SET TASK:
Below is a block of data; give all of it again word for word.

Saved entries:
•••••
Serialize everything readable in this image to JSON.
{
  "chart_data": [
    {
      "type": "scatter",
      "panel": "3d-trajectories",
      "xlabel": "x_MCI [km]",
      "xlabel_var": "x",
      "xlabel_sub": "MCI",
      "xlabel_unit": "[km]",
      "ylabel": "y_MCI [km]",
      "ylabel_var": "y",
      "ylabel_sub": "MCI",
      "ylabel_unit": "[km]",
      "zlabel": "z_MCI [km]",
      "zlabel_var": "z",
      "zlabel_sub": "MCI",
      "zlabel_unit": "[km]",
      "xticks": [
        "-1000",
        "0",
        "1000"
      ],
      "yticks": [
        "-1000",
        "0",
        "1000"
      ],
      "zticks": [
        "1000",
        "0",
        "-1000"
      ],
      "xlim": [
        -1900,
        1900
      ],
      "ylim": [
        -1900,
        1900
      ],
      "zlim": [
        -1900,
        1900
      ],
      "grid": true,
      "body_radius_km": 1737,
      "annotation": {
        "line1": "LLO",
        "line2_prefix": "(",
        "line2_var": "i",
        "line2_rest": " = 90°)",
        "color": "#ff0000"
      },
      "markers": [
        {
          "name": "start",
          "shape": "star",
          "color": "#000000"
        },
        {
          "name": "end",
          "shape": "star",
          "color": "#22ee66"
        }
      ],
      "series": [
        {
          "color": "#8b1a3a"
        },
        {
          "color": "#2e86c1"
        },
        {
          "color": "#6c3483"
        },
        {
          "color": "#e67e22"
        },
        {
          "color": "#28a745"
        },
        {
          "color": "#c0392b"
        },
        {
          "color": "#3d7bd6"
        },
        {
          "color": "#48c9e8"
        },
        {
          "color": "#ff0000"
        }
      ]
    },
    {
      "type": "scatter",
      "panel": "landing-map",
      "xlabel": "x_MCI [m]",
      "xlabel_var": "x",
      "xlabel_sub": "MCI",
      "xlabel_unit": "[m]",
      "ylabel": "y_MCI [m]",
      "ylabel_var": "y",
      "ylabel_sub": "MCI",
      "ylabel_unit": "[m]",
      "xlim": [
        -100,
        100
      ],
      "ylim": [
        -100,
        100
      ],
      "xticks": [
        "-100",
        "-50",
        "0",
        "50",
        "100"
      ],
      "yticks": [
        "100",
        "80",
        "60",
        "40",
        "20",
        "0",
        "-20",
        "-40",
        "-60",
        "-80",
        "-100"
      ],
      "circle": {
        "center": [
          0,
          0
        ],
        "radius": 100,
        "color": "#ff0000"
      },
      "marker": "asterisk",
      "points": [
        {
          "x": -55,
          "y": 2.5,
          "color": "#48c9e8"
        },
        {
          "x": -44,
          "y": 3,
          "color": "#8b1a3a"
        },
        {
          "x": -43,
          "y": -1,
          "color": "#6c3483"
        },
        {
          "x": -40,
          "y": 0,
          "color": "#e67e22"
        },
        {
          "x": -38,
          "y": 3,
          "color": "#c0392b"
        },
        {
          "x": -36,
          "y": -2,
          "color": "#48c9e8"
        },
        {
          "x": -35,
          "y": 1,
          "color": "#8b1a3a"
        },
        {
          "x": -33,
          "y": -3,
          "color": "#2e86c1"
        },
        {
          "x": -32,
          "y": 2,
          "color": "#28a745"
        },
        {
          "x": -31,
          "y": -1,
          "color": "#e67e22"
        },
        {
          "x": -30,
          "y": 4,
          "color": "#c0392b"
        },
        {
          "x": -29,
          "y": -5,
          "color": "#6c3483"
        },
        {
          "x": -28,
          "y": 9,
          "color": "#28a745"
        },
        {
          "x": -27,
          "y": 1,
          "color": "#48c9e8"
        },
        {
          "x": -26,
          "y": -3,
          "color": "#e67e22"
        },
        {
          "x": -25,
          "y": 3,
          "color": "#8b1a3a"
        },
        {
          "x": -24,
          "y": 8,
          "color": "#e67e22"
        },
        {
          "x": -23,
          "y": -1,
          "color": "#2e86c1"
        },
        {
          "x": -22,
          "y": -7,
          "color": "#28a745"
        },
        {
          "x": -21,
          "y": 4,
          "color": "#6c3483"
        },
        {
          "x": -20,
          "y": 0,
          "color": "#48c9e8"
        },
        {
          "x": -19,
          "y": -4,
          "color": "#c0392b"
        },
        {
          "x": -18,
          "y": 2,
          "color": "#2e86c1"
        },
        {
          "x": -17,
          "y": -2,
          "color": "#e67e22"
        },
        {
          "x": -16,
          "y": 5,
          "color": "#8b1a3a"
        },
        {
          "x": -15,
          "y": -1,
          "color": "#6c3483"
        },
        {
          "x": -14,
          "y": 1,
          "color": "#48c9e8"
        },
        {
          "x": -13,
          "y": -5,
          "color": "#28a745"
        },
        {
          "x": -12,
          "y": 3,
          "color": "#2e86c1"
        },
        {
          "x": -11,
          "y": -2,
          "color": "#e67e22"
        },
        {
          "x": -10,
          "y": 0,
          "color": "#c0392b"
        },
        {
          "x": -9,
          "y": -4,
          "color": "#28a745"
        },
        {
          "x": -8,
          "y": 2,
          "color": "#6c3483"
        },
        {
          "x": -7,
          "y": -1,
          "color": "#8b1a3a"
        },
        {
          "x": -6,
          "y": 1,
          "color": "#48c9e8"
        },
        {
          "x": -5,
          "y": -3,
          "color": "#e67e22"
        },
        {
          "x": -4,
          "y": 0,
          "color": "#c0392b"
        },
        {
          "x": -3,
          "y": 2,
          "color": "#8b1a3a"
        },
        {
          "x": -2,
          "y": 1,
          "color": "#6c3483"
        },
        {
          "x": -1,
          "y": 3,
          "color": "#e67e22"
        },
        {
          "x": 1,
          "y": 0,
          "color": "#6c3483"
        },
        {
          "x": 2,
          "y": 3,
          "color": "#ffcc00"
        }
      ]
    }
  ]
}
•••••
EXERCISE RESULT:
Serialize everything readable in this image to JSON.
{
  "chart_data": [
    {
      "type": "scatter",
      "panel": "3d-trajectories",
      "xlabel": "x_MCI [km]",
      "xlabel_var": "x",
      "xlabel_sub": "MCI",
      "xlabel_unit": "[km]",
      "ylabel": "y_MCI [km]",
      "ylabel_var": "y",
      "ylabel_sub": "MCI",
      "ylabel_unit": "[km]",
      "zlabel": "z_MCI [km]",
      "zlabel_var": "z",
      "zlabel_sub": "MCI",
      "zlabel_unit": "[km]",
      "xticks": [
        "-1000",
        "0",
        "1000"
      ],
      "yticks": [
        "-1000",
        "0",
        "1000"
      ],
      "zticks": [
        "1000",
        "0",
        "-1000"
      ],
      "xlim": [
        -1900,
        1900
      ],
      "ylim": [
        -1900,
        1900
      ],
      "zlim": [
        -1900,
        1900
      ],
      "grid": true,
      "body_radius_km": 1737,
      "annotation": {
        "line1": "LLO",
        "line2_prefix": "(",
        "line2_var": "i",
        "line2_rest": " = 90°)",
        "color": "#ff0000"
      },
      "markers": [
        {
          "name": "start",
          "shape": "star",
          "color": "#000000"
        },
        {
          "name": "end",
          "shape": "star",
          "color": "#22ee66"
        }
      ],
      "series": [
        {
          "color": "#8b1a3a"
        },
        {
          "color": "#2e86c1"
        },
        {
          "color": "#6c3483"
        },
        {
          "color": "#e67e22"
        },
        {
          "color": "#28a745"
        },
        {
          "color": "#c0392b"
        },
        {
          "color": "#3d7bd6"
        },
        {
          "color": "#48c9e8"
        },
        {
          "color": "#ff0000"
        }
      ]
    },
    {
      "type": "scatter",
      "panel": "landing-map",
      "xlabel": "x_MCI [m]",
      "xlabel_var": "x",
      "xlabel_sub": "MCI",
      "xlabel_unit": "[m]",
      "ylabel": "y_MCI [m]",
      "ylabel_var": "y",
      "ylabel_sub": "MCI",
      "ylabel_unit": "[m]",
      "xlim": [
        -100,
        100
      ],
      "ylim": [
        -100,
        100
      ],
      "xticks": [
        "-100",
        "-50",
        "0",
        "50",
        "100"
      ],
      "yticks": [
        "100",
        "80",
        "60",
        "40",
        "20",
        "0",
        "-20",
        "-40",
        "-60",
        "-80",
        "-100"
      ],
      "circle": {
        "center": [
          0,
          0
        ],
        "radius": 100,
        "color": "#ff0000"
      },
      "marker": "asterisk",
      "points": [
        {
          "x": -55,
          "y": 2.5,
          "color": "#48c9e8"
        },
        {
          "x": -44,
          "y": 3,
          "color": "#8b1a3a"
        },
        {
          "x": -43,
          "y": -1,
          "color": "#6c3483"
        },
        {
          "x": -40,
          "y": 0,
          "color": "#e67e22"
        },
        {
          "x": -38,
          "y": 3,
          "color": "#c0392b"
        },
        {
          "x": -36,
          "y": -2,
          "color": "#48c9e8"
        },
        {
          "x": -35,
          "y": 1,
          "color": "#8b1a3a"
        },
        {
          "x": -33,
          "y": -3,
          "color": "#2e86c1"
        },
        {
          "x": -32,
          "y": 2,
          "color": "#28a745"
        },
        {
          "x": -31,
          "y": -1,
          "color": "#e67e22"
        },
        {
          "x": -30,
          "y": 4,
          "color": "#c0392b"
        },
        {
          "x": -29,
          "y": -5,
          "color": "#6c3483"
        },
        {
          "x": -28,
          "y": 9,
          "color": "#28a745"
        },
        {
          "x": -27,
          "y": 1,
          "color": "#48c9e8"
        },
        {
          "x": -26,
          "y": -3,
          "color": "#e67e22"
        },
        {
          "x": -25,
          "y": 3,
          "color": "#8b1a3a"
        },
        {
          "x": -24,
          "y": 8,
          "color": "#e67e22"
        },
        {
          "x": -23,
          "y": -1,
          "color": "#2e86c1"
        },
        {
          "x": -22,
          "y": -7,
          "color": "#28a745"
        },
        {
          "x": -21,
          "y": 4,
          "color": "#6c3483"
        },
        {
          "x": -20,
          "y": 0,
          "color": "#48c9e8"
        },
        {
          "x": -19,
          "y": -4,
          "color": "#c0392b"
        },
        {
          "x": -18,
          "y": 2,
          "color": "#2e86c1"
        },
        {
          "x": -17,
          "y": -2,
          "color": "#e67e22"
        },
        {
          "x": -16,
          "y": 5,
          "color": "#8b1a3a"
        },
        {
          "x": -15,
          "y": -1,
          "color": "#6c3483"
        },
        {
          "x": -14,
          "y": 1,
          "color": "#48c9e8"
        },
        {
          "x": -13,
          "y": -5,
          "color": "#28a745"
        },
        {
          "x": -12,
          "y": 3,
          "color": "#2e86c1"
        },
        {
          "x": -11,
          "y": -2,
          "color": "#e67e22"
        },
        {
          "x": -10,
          "y": 0,
          "color": "#c0392b"
        },
        {
          "x": -9,
          "y": -4,
          "color": "#28a745"
        },
        {
          "x": -8,
          "y": 2,
          "color": "#6c3483"
        },
        {
          "x": -7,
          "y": -1,
          "color": "#8b1a3a"
        },
        {
          "x": -6,
          "y": 1,
          "color": "#48c9e8"
        },
        {
          "x": -5,
          "y": -3,
          "color": "#e67e22"
        },
        {
          "x": -4,
          "y": 0,
          "color": "#c0392b"
        },
        {
          "x": -3,
          "y": 2,
          "color": "#8b1a3a"
        },
        {
          "x": -2,
          "y": 1,
          "color": "#6c3483"
        },
        {
          "x": -1,
          "y": 3,
          "color": "#e67e22"
        },
        {
          "x": 1,
          "y": 0,
          "color": "#6c3483"
        },
        {
          "x": 2,
          "y": 3,
          "color": "#ffcc00"
        }
      ]
    }
  ]
}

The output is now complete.